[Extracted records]
########
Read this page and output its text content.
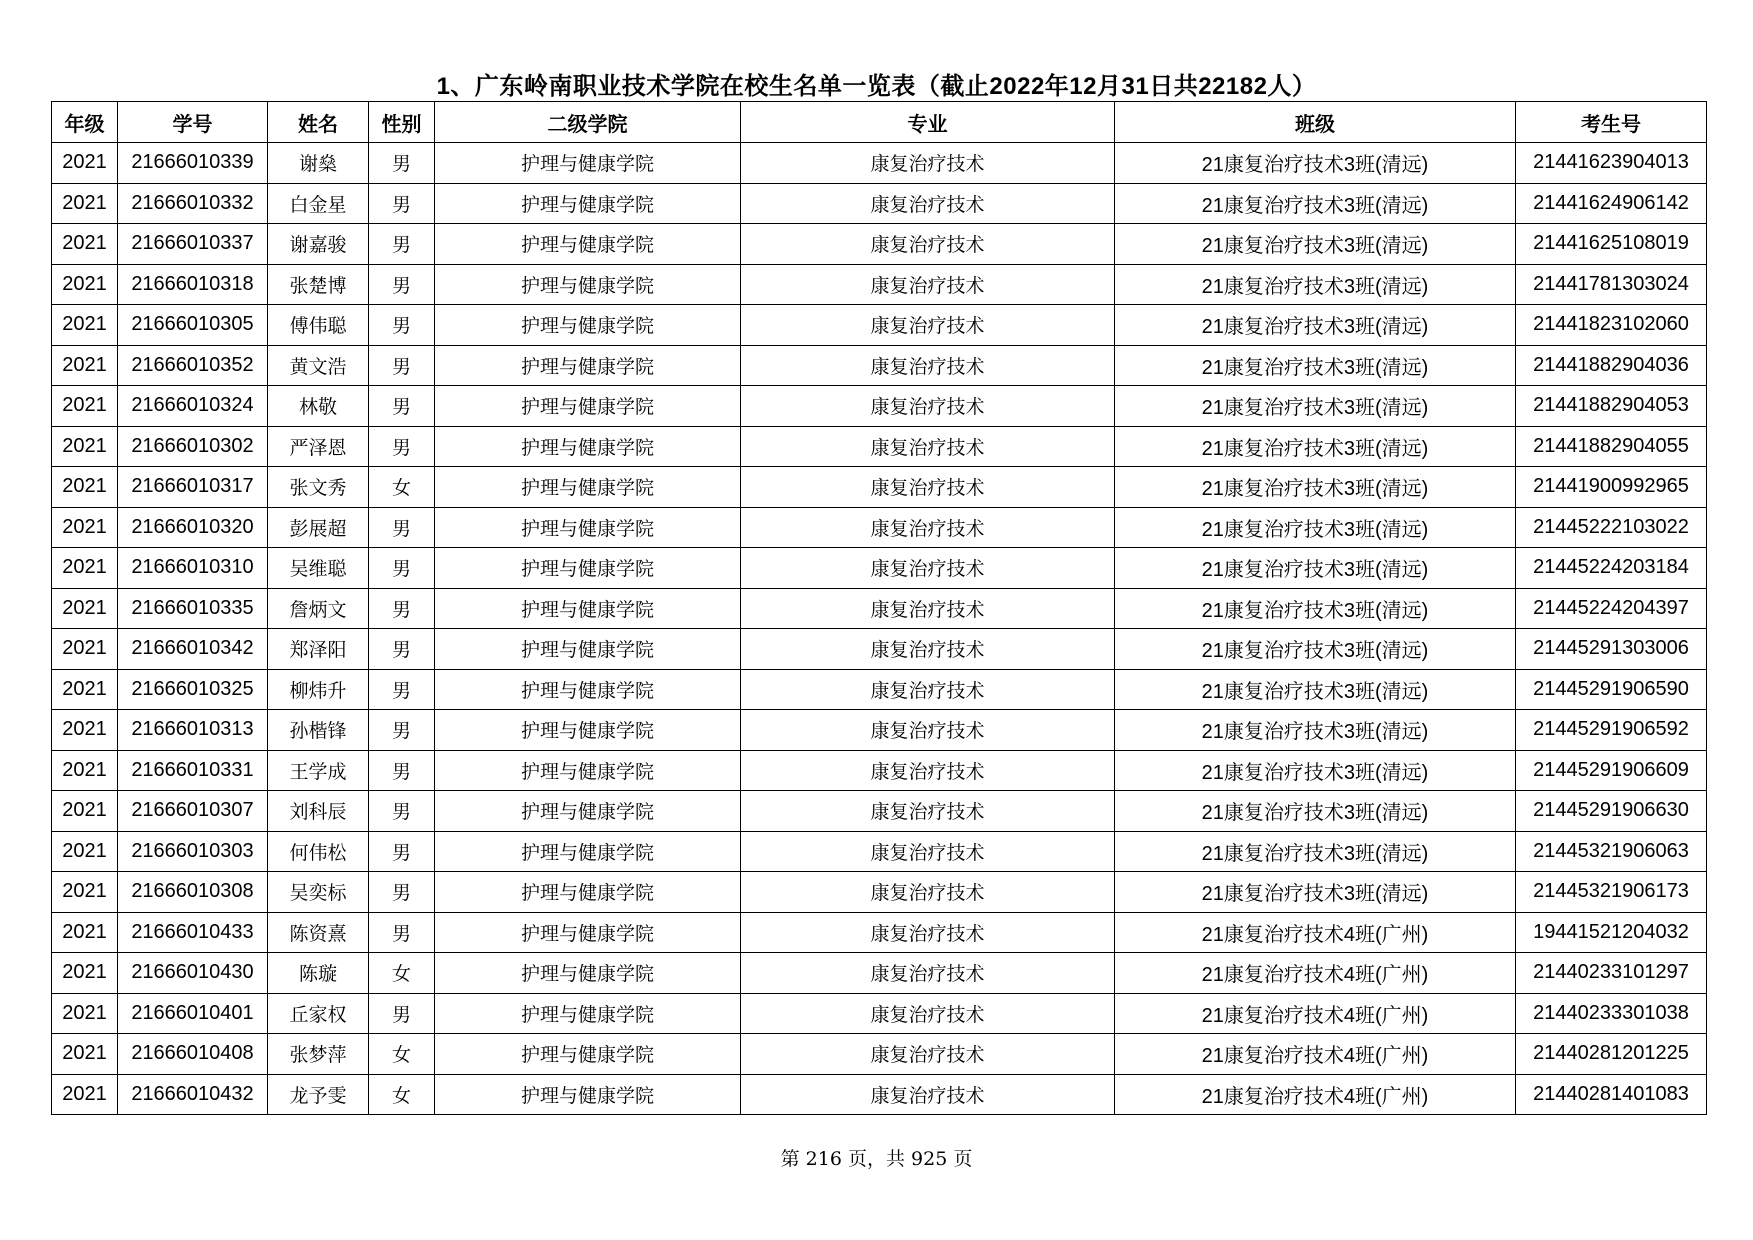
1、广东岭南职业技术学院在校生名单一览表（截止2022年12月31日共22182人）
年级	学号	姓名	性别	二级学院	专业	班级	考生号
2021	21666010339	谢燊	男	护理与健康学院	康复治疗技术	21康复治疗技术3班(清远)	21441623904013
2021	21666010332	白金星	男	护理与健康学院	康复治疗技术	21康复治疗技术3班(清远)	21441624906142
2021	21666010337	谢嘉骏	男	护理与健康学院	康复治疗技术	21康复治疗技术3班(清远)	21441625108019
2021	21666010318	张楚博	男	护理与健康学院	康复治疗技术	21康复治疗技术3班(清远)	21441781303024
2021	21666010305	傅伟聪	男	护理与健康学院	康复治疗技术	21康复治疗技术3班(清远)	21441823102060
2021	21666010352	黄文浩	男	护理与健康学院	康复治疗技术	21康复治疗技术3班(清远)	21441882904036
2021	21666010324	林敬	男	护理与健康学院	康复治疗技术	21康复治疗技术3班(清远)	21441882904053
2021	21666010302	严泽恩	男	护理与健康学院	康复治疗技术	21康复治疗技术3班(清远)	21441882904055
2021	21666010317	张文秀	女	护理与健康学院	康复治疗技术	21康复治疗技术3班(清远)	21441900992965
2021	21666010320	彭展超	男	护理与健康学院	康复治疗技术	21康复治疗技术3班(清远)	21445222103022
2021	21666010310	吴维聪	男	护理与健康学院	康复治疗技术	21康复治疗技术3班(清远)	21445224203184
2021	21666010335	詹炳文	男	护理与健康学院	康复治疗技术	21康复治疗技术3班(清远)	21445224204397
2021	21666010342	郑泽阳	男	护理与健康学院	康复治疗技术	21康复治疗技术3班(清远)	21445291303006
2021	21666010325	柳炜升	男	护理与健康学院	康复治疗技术	21康复治疗技术3班(清远)	21445291906590
2021	21666010313	孙楷锋	男	护理与健康学院	康复治疗技术	21康复治疗技术3班(清远)	21445291906592
2021	21666010331	王学成	男	护理与健康学院	康复治疗技术	21康复治疗技术3班(清远)	21445291906609
2021	21666010307	刘科辰	男	护理与健康学院	康复治疗技术	21康复治疗技术3班(清远)	21445291906630
2021	21666010303	何伟松	男	护理与健康学院	康复治疗技术	21康复治疗技术3班(清远)	21445321906063
2021	21666010308	吴奕标	男	护理与健康学院	康复治疗技术	21康复治疗技术3班(清远)	21445321906173
2021	21666010433	陈资熹	男	护理与健康学院	康复治疗技术	21康复治疗技术4班(广州)	19441521204032
2021	21666010430	陈璇	女	护理与健康学院	康复治疗技术	21康复治疗技术4班(广州)	21440233101297
2021	21666010401	丘家权	男	护理与健康学院	康复治疗技术	21康复治疗技术4班(广州)	21440233301038
2021	21666010408	张梦萍	女	护理与健康学院	康复治疗技术	21康复治疗技术4班(广州)	21440281201225
2021	21666010432	龙予雯	女	护理与健康学院	康复治疗技术	21康复治疗技术4班(广州)	21440281401083
第 216 页，共 925 页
########
— The request —
The data above should be repeated exactly, minus any pictures.

— Solution for this problem —
Read this page and output its text content.
1、广东岭南职业技术学院在校生名单一览表（截止2022年12月31日共22182人）
年级	学号	姓名	性别	二级学院	专业	班级	考生号
2021	21666010339	谢燊	男	护理与健康学院	康复治疗技术	21康复治疗技术3班(清远)	21441623904013
2021	21666010332	白金星	男	护理与健康学院	康复治疗技术	21康复治疗技术3班(清远)	21441624906142
2021	21666010337	谢嘉骏	男	护理与健康学院	康复治疗技术	21康复治疗技术3班(清远)	21441625108019
2021	21666010318	张楚博	男	护理与健康学院	康复治疗技术	21康复治疗技术3班(清远)	21441781303024
2021	21666010305	傅伟聪	男	护理与健康学院	康复治疗技术	21康复治疗技术3班(清远)	21441823102060
2021	21666010352	黄文浩	男	护理与健康学院	康复治疗技术	21康复治疗技术3班(清远)	21441882904036
2021	21666010324	林敬	男	护理与健康学院	康复治疗技术	21康复治疗技术3班(清远)	21441882904053
2021	21666010302	严泽恩	男	护理与健康学院	康复治疗技术	21康复治疗技术3班(清远)	21441882904055
2021	21666010317	张文秀	女	护理与健康学院	康复治疗技术	21康复治疗技术3班(清远)	21441900992965
2021	21666010320	彭展超	男	护理与健康学院	康复治疗技术	21康复治疗技术3班(清远)	21445222103022
2021	21666010310	吴维聪	男	护理与健康学院	康复治疗技术	21康复治疗技术3班(清远)	21445224203184
2021	21666010335	詹炳文	男	护理与健康学院	康复治疗技术	21康复治疗技术3班(清远)	21445224204397
2021	21666010342	郑泽阳	男	护理与健康学院	康复治疗技术	21康复治疗技术3班(清远)	21445291303006
2021	21666010325	柳炜升	男	护理与健康学院	康复治疗技术	21康复治疗技术3班(清远)	21445291906590
2021	21666010313	孙楷锋	男	护理与健康学院	康复治疗技术	21康复治疗技术3班(清远)	21445291906592
2021	21666010331	王学成	男	护理与健康学院	康复治疗技术	21康复治疗技术3班(清远)	21445291906609
2021	21666010307	刘科辰	男	护理与健康学院	康复治疗技术	21康复治疗技术3班(清远)	21445291906630
2021	21666010303	何伟松	男	护理与健康学院	康复治疗技术	21康复治疗技术3班(清远)	21445321906063
2021	21666010308	吴奕标	男	护理与健康学院	康复治疗技术	21康复治疗技术3班(清远)	21445321906173
2021	21666010433	陈资熹	男	护理与健康学院	康复治疗技术	21康复治疗技术4班(广州)	19441521204032
2021	21666010430	陈璇	女	护理与健康学院	康复治疗技术	21康复治疗技术4班(广州)	21440233101297
2021	21666010401	丘家权	男	护理与健康学院	康复治疗技术	21康复治疗技术4班(广州)	21440233301038
2021	21666010408	张梦萍	女	护理与健康学院	康复治疗技术	21康复治疗技术4班(广州)	21440281201225
2021	21666010432	龙予雯	女	护理与健康学院	康复治疗技术	21康复治疗技术4班(广州)	21440281401083
第 216 页，共 925 页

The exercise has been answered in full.